# [To be done]
Copy all of the material exactly. Pictures are not to appear in the copy.

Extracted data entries
═══
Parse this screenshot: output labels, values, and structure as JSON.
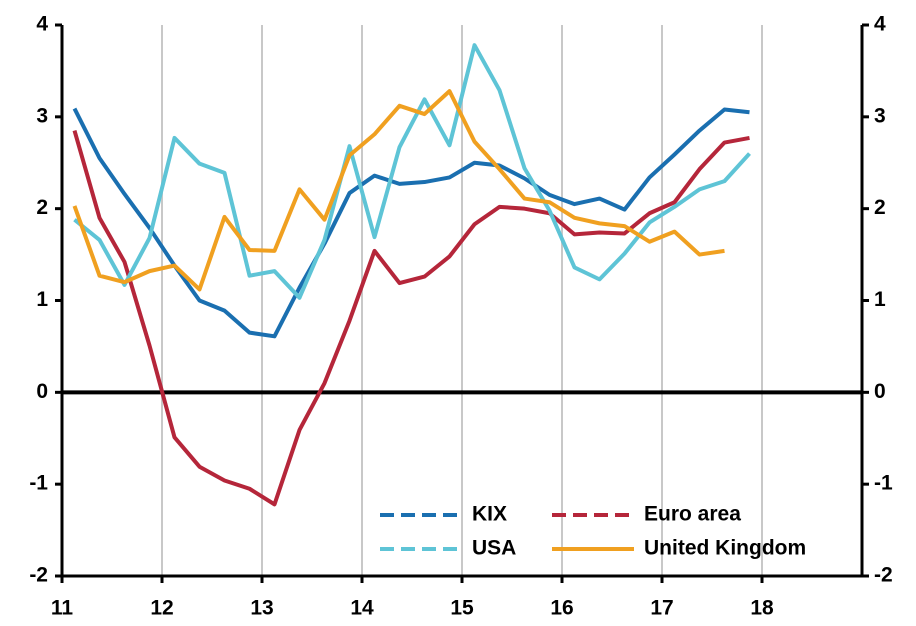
{
  "chart_data": {
    "type": "line",
    "x": [
      11.125,
      11.375,
      11.625,
      11.875,
      12.125,
      12.375,
      12.625,
      12.875,
      13.125,
      13.375,
      13.625,
      13.875,
      14.125,
      14.375,
      14.625,
      14.875,
      15.125,
      15.375,
      15.625,
      15.875,
      16.125,
      16.375,
      16.625,
      16.875,
      17.125,
      17.375,
      17.625,
      17.875
    ],
    "series": [
      {
        "name": "KIX",
        "color": "#1a6fb0",
        "dashed_legend": true,
        "values": [
          3.09,
          2.55,
          2.16,
          1.79,
          1.38,
          1.0,
          0.89,
          0.65,
          0.61,
          1.14,
          1.62,
          2.17,
          2.36,
          2.27,
          2.29,
          2.34,
          2.5,
          2.47,
          2.33,
          2.15,
          2.05,
          2.11,
          1.99,
          2.34,
          2.59,
          2.85,
          3.08,
          3.05
        ]
      },
      {
        "name": "Euro area",
        "color": "#b5263a",
        "dashed_legend": true,
        "values": [
          2.85,
          1.9,
          1.42,
          0.51,
          -0.49,
          -0.81,
          -0.96,
          -1.05,
          -1.22,
          -0.41,
          0.1,
          0.78,
          1.54,
          1.19,
          1.26,
          1.48,
          1.83,
          2.02,
          2.0,
          1.95,
          1.72,
          1.74,
          1.73,
          1.95,
          2.07,
          2.43,
          2.72,
          2.77
        ]
      },
      {
        "name": "USA",
        "color": "#5ec4d6",
        "dashed_legend": true,
        "values": [
          1.88,
          1.66,
          1.17,
          1.68,
          2.77,
          2.49,
          2.39,
          1.27,
          1.32,
          1.03,
          1.66,
          2.68,
          1.69,
          2.67,
          3.19,
          2.69,
          3.78,
          3.29,
          2.44,
          1.98,
          1.36,
          1.23,
          1.51,
          1.85,
          2.02,
          2.21,
          2.3,
          2.6
        ]
      },
      {
        "name": "United Kingdom",
        "color": "#f0a020",
        "dashed_legend": false,
        "values": [
          2.03,
          1.27,
          1.2,
          1.32,
          1.38,
          1.12,
          1.91,
          1.55,
          1.54,
          2.21,
          1.88,
          2.58,
          2.81,
          3.12,
          3.03,
          3.28,
          2.73,
          2.43,
          2.11,
          2.07,
          1.9,
          1.84,
          1.81,
          1.64,
          1.75,
          1.5,
          1.54,
          null
        ]
      }
    ],
    "xlim": [
      11,
      19
    ],
    "xticks": [
      11,
      12,
      13,
      14,
      15,
      16,
      17,
      18
    ],
    "ylim": [
      -2,
      4
    ],
    "yticks": [
      -2,
      -1,
      0,
      1,
      2,
      3,
      4
    ],
    "y2lim": [
      -2,
      4
    ],
    "y2ticks": [
      -2,
      -1,
      0,
      1,
      2,
      3,
      4
    ],
    "grid": "x",
    "legend": "lower right"
  }
}
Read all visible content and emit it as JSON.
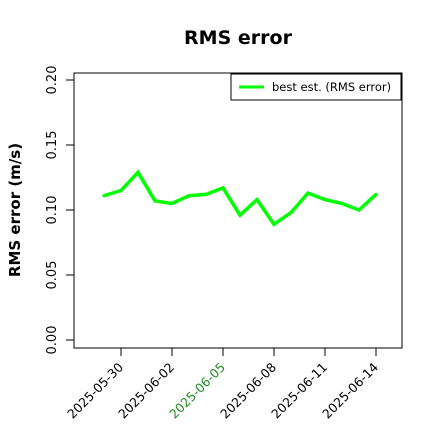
{
  "chart_data": {
    "type": "line",
    "title": "RMS error",
    "xlabel": "",
    "ylabel": "RMS error (m/s)",
    "ylim": [
      0,
      0.21
    ],
    "yticks": [
      "0.00",
      "0.05",
      "0.10",
      "0.15",
      "0.20"
    ],
    "xticks": [
      {
        "label": "2025-05-30",
        "color": "#000000"
      },
      {
        "label": "2025-06-02",
        "color": "#000000"
      },
      {
        "label": "2025-06-05",
        "color": "#228b22"
      },
      {
        "label": "2025-06-08",
        "color": "#000000"
      },
      {
        "label": "2025-06-11",
        "color": "#000000"
      },
      {
        "label": "2025-06-14",
        "color": "#000000"
      }
    ],
    "x": [
      "2025-05-29",
      "2025-05-30",
      "2025-05-31",
      "2025-06-01",
      "2025-06-02",
      "2025-06-03",
      "2025-06-04",
      "2025-06-05",
      "2025-06-06",
      "2025-06-07",
      "2025-06-08",
      "2025-06-09",
      "2025-06-10",
      "2025-06-11",
      "2025-06-12",
      "2025-06-13",
      "2025-06-14"
    ],
    "series": [
      {
        "name": "best est. (RMS error)",
        "color": "#00ff00",
        "values": [
          0.111,
          0.115,
          0.129,
          0.107,
          0.105,
          0.111,
          0.112,
          0.117,
          0.096,
          0.108,
          0.089,
          0.098,
          0.113,
          0.108,
          0.105,
          0.1,
          0.112
        ]
      }
    ],
    "legend_position": "top-right",
    "grid": false
  }
}
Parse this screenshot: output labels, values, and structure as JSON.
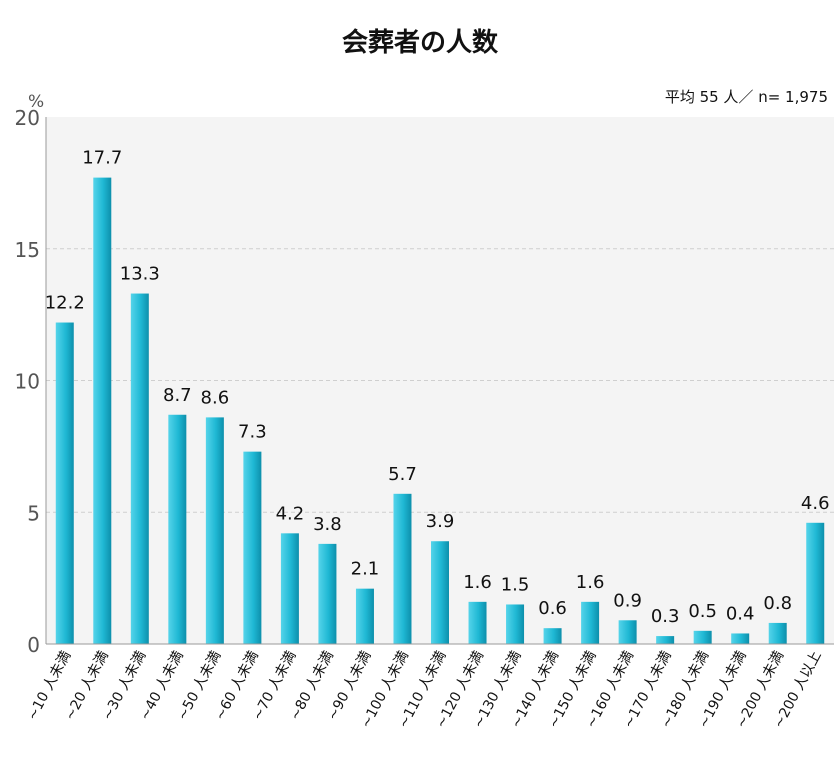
═══
# [Finished answer]
Parse this screenshot: output labels, values, and structure as JSON.
{
  "chart_data": {
    "type": "line",
    "x": [
      11.125,
      11.375,
      11.625,
      11.875,
      12.125,
      12.375,
      12.625,
      12.875,
      13.125,
      13.375,
      13.625,
      13.875,
      14.125,
      14.375,
      14.625,
      14.875,
      15.125,
      15.375,
      15.625,
      15.875,
      16.125,
      16.375,
      16.625,
      16.875,
      17.125,
      17.375,
      17.625,
      17.875
    ],
    "series": [
      {
        "name": "KIX",
        "color": "#1a6fb0",
        "dashed_legend": true,
        "values": [
          3.09,
          2.55,
          2.16,
          1.79,
          1.38,
          1.0,
          0.89,
          0.65,
          0.61,
          1.14,
          1.62,
          2.17,
          2.36,
          2.27,
          2.29,
          2.34,
          2.5,
          2.47,
          2.33,
          2.15,
          2.05,
          2.11,
          1.99,
          2.34,
          2.59,
          2.85,
          3.08,
          3.05
        ]
      },
      {
        "name": "Euro area",
        "color": "#b5263a",
        "dashed_legend": true,
        "values": [
          2.85,
          1.9,
          1.42,
          0.51,
          -0.49,
          -0.81,
          -0.96,
          -1.05,
          -1.22,
          -0.41,
          0.1,
          0.78,
          1.54,
          1.19,
          1.26,
          1.48,
          1.83,
          2.02,
          2.0,
          1.95,
          1.72,
          1.74,
          1.73,
          1.95,
          2.07,
          2.43,
          2.72,
          2.77
        ]
      },
      {
        "name": "USA",
        "color": "#5ec4d6",
        "dashed_legend": true,
        "values": [
          1.88,
          1.66,
          1.17,
          1.68,
          2.77,
          2.49,
          2.39,
          1.27,
          1.32,
          1.03,
          1.66,
          2.68,
          1.69,
          2.67,
          3.19,
          2.69,
          3.78,
          3.29,
          2.44,
          1.98,
          1.36,
          1.23,
          1.51,
          1.85,
          2.02,
          2.21,
          2.3,
          2.6
        ]
      },
      {
        "name": "United Kingdom",
        "color": "#f0a020",
        "dashed_legend": false,
        "values": [
          2.03,
          1.27,
          1.2,
          1.32,
          1.38,
          1.12,
          1.91,
          1.55,
          1.54,
          2.21,
          1.88,
          2.58,
          2.81,
          3.12,
          3.03,
          3.28,
          2.73,
          2.43,
          2.11,
          2.07,
          1.9,
          1.84,
          1.81,
          1.64,
          1.75,
          1.5,
          1.54,
          null
        ]
      }
    ],
    "xlim": [
      11,
      19
    ],
    "xticks": [
      11,
      12,
      13,
      14,
      15,
      16,
      17,
      18
    ],
    "ylim": [
      -2,
      4
    ],
    "yticks": [
      -2,
      -1,
      0,
      1,
      2,
      3,
      4
    ],
    "y2lim": [
      -2,
      4
    ],
    "y2ticks": [
      -2,
      -1,
      0,
      1,
      2,
      3,
      4
    ],
    "grid": "x",
    "legend": "lower right"
  }
}
Read all visible content and emit it as JSON.
{
  "chart_data": {
    "type": "line",
    "title": "RMS error",
    "xlabel": "",
    "ylabel": "RMS error (m/s)",
    "ylim": [
      0,
      0.21
    ],
    "yticks": [
      "0.00",
      "0.05",
      "0.10",
      "0.15",
      "0.20"
    ],
    "xticks": [
      {
        "label": "2025-05-30",
        "color": "#000000"
      },
      {
        "label": "2025-06-02",
        "color": "#000000"
      },
      {
        "label": "2025-06-05",
        "color": "#228b22"
      },
      {
        "label": "2025-06-08",
        "color": "#000000"
      },
      {
        "label": "2025-06-11",
        "color": "#000000"
      },
      {
        "label": "2025-06-14",
        "color": "#000000"
      }
    ],
    "x": [
      "2025-05-29",
      "2025-05-30",
      "2025-05-31",
      "2025-06-01",
      "2025-06-02",
      "2025-06-03",
      "2025-06-04",
      "2025-06-05",
      "2025-06-06",
      "2025-06-07",
      "2025-06-08",
      "2025-06-09",
      "2025-06-10",
      "2025-06-11",
      "2025-06-12",
      "2025-06-13",
      "2025-06-14"
    ],
    "series": [
      {
        "name": "best est. (RMS error)",
        "color": "#00ff00",
        "values": [
          0.111,
          0.115,
          0.129,
          0.107,
          0.105,
          0.111,
          0.112,
          0.117,
          0.096,
          0.108,
          0.089,
          0.098,
          0.113,
          0.108,
          0.105,
          0.1,
          0.112
        ]
      }
    ],
    "legend_position": "top-right",
    "grid": false
  }
}
Parse this screenshot: output labels, values, and structure as JSON.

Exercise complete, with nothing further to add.